╭──

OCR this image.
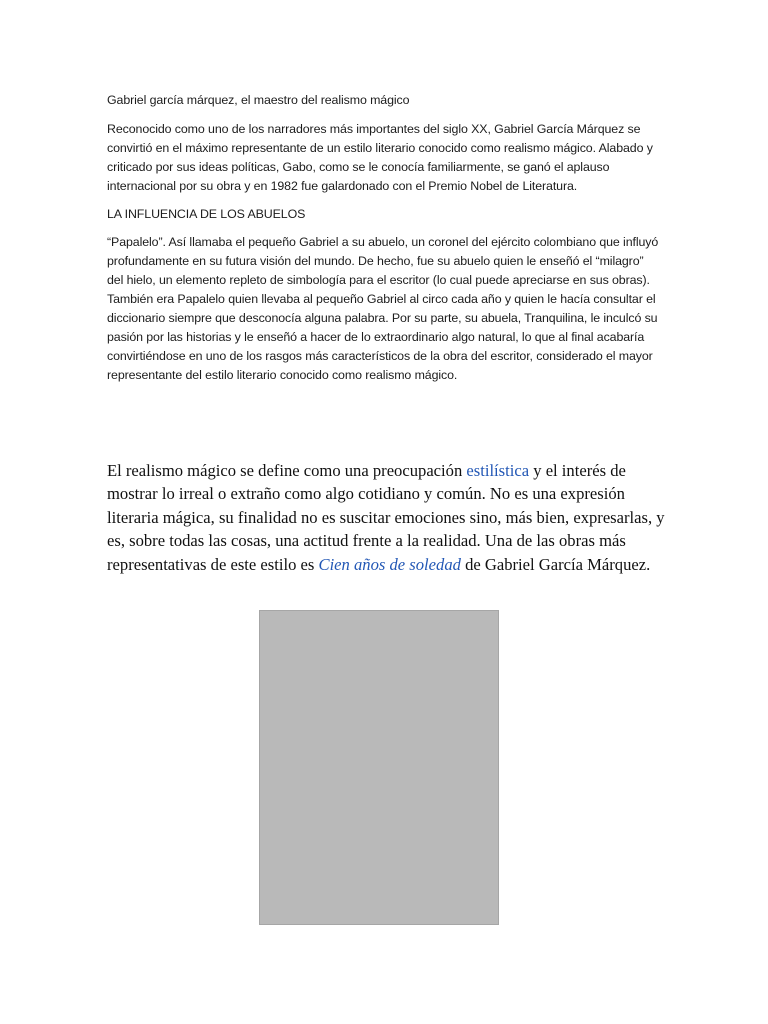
Gabriel garcía márquez, el maestro del realismo mágico

Reconocido como uno de los narradores más importantes del siglo XX, Gabriel García Márquez se convirtió en el máximo representante de un estilo literario conocido como realismo mágico. Alabado y criticado por sus ideas políticas, Gabo, como se le conocía familiarmente, se ganó el aplauso internacional por su obra y en 1982 fue galardonado con el Premio Nobel de Literatura.

LA INFLUENCIA DE LOS ABUELOS

“Papalelo”. Así llamaba el pequeño Gabriel a su abuelo, un coronel del ejército colombiano que influyó profundamente en su futura visión del mundo. De hecho, fue su abuelo quien le enseñó el “milagro” del hielo, un elemento repleto de simbología para el escritor (lo cual puede apreciarse en sus obras). También era Papalelo quien llevaba al pequeño Gabriel al circo cada año y quien le hacía consultar el diccionario siempre que desconocía alguna palabra. Por su parte, su abuela, Tranquilina, le inculcó su pasión por las historias y le enseñó a hacer de lo extraordinario algo natural, lo que al final acabaría convirtiéndose en uno de los rasgos más característicos de la obra del escritor, considerado el mayor representante del estilo literario conocido como realismo mágico.

El realismo mágico se define como una preocupación estilística y el interés de mostrar lo irreal o extraño como algo cotidiano y común. No es una expresión literaria mágica, su finalidad no es suscitar emociones sino, más bien, expresarlas, y es, sobre todas las cosas, una actitud frente a la realidad. Una de las obras más representativas de este estilo es Cien años de soledad de Gabriel García Márquez.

╰──

Copy every line of the listing that contains the word "conocido".

Reconocido como uno de los narradores más importantes del siglo XX, Gabriel García Márquez se convirtió en el máximo representante de un estilo literario conocido como realismo mágico. Alabado y criticado por sus ideas políticas, Gabo, como se le conocía familiarmente, se ganó el aplauso internacional por su obra y en 1982 fue galardonado con el Premio Nobel de Literatura.
“Papalelo”. Así llamaba el pequeño Gabriel a su abuelo, un coronel del ejército colombiano que influyó profundamente en su futura visión del mundo. De hecho, fue su abuelo quien le enseñó el “milagro” del hielo, un elemento repleto de simbología para el escritor (lo cual puede apreciarse en sus obras). También era Papalelo quien llevaba al pequeño Gabriel al circo cada año y quien le hacía consultar el diccionario siempre que desconocía alguna palabra. Por su parte, su abuela, Tranquilina, le inculcó su pasión por las historias y le enseñó a hacer de lo extraordinario algo natural, lo que al final acabaría convirtiéndose en uno de los rasgos más característicos de la obra del escritor, considerado el mayor representante del estilo literario conocido como realismo mágico.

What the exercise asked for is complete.